SET TASK. Find each line in the following listing that has the string "Call", then state the count and nothing else.

RECORDS SUPPLIED.
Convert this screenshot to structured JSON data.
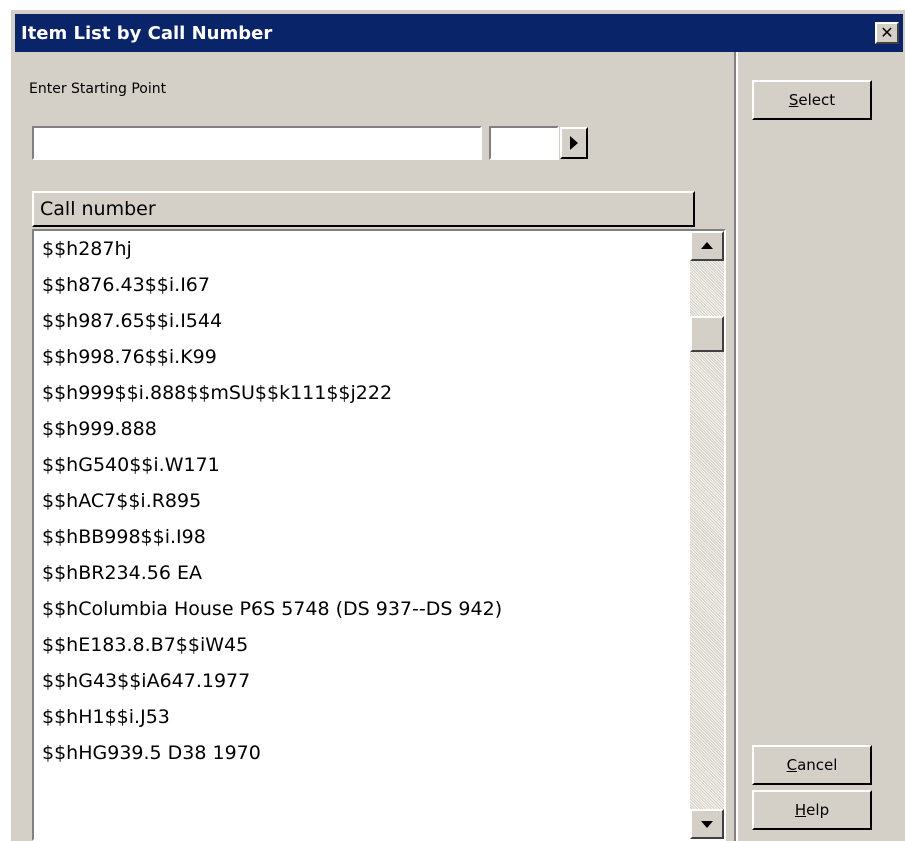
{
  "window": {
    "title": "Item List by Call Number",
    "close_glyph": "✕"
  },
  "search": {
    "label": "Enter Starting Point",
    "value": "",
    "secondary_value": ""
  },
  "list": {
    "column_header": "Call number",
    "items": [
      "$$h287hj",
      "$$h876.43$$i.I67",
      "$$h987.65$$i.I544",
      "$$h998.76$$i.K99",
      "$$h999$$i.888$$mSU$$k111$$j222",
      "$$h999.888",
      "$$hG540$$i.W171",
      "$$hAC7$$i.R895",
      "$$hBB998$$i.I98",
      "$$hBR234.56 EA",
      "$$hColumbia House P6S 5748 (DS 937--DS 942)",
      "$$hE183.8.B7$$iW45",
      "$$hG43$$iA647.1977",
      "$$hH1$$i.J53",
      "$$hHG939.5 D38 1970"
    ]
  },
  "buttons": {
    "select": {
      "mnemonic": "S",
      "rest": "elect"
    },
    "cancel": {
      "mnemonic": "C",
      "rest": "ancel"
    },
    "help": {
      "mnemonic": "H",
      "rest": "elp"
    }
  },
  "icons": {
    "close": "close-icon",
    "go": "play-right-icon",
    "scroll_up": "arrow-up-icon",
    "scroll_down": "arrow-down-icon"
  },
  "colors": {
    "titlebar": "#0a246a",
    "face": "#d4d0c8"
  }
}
* * *
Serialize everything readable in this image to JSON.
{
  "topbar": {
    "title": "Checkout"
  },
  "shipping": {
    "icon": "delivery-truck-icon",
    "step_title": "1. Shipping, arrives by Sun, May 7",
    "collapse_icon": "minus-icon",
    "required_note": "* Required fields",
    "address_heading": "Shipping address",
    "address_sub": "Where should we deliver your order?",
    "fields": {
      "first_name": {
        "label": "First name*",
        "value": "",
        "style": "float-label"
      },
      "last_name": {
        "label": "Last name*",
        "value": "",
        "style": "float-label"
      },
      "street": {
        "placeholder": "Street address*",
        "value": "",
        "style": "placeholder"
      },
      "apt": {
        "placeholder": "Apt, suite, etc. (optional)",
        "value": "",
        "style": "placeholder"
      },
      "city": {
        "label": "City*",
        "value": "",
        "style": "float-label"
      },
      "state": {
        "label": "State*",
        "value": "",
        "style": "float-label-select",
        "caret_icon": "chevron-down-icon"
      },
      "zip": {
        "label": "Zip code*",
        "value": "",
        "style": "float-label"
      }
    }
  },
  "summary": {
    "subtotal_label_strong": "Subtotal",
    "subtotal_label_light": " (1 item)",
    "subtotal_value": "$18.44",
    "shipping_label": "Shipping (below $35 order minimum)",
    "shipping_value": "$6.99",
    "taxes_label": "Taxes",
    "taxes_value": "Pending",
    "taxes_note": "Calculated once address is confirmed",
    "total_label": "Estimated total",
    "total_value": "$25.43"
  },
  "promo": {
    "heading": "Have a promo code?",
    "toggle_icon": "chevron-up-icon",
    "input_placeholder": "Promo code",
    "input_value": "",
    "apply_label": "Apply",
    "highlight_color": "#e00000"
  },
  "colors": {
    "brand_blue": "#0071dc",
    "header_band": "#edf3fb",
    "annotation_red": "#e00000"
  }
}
--
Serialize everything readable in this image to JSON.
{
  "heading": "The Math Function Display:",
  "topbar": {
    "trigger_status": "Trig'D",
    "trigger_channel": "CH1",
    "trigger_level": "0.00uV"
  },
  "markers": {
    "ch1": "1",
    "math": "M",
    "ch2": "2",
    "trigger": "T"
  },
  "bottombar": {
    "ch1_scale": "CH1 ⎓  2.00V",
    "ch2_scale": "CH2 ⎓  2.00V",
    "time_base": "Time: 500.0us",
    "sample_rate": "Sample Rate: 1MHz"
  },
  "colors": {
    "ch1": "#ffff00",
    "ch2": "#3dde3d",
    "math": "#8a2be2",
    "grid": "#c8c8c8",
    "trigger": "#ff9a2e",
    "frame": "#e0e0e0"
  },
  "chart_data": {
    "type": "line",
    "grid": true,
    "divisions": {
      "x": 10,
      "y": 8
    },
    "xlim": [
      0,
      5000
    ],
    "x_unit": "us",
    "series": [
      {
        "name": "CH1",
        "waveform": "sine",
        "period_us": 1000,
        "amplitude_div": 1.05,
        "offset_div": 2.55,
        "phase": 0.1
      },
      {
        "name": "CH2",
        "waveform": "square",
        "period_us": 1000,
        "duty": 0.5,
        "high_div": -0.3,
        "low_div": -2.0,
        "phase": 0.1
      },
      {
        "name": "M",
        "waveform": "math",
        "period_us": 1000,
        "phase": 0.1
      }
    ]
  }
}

TASK SOLUTION. 2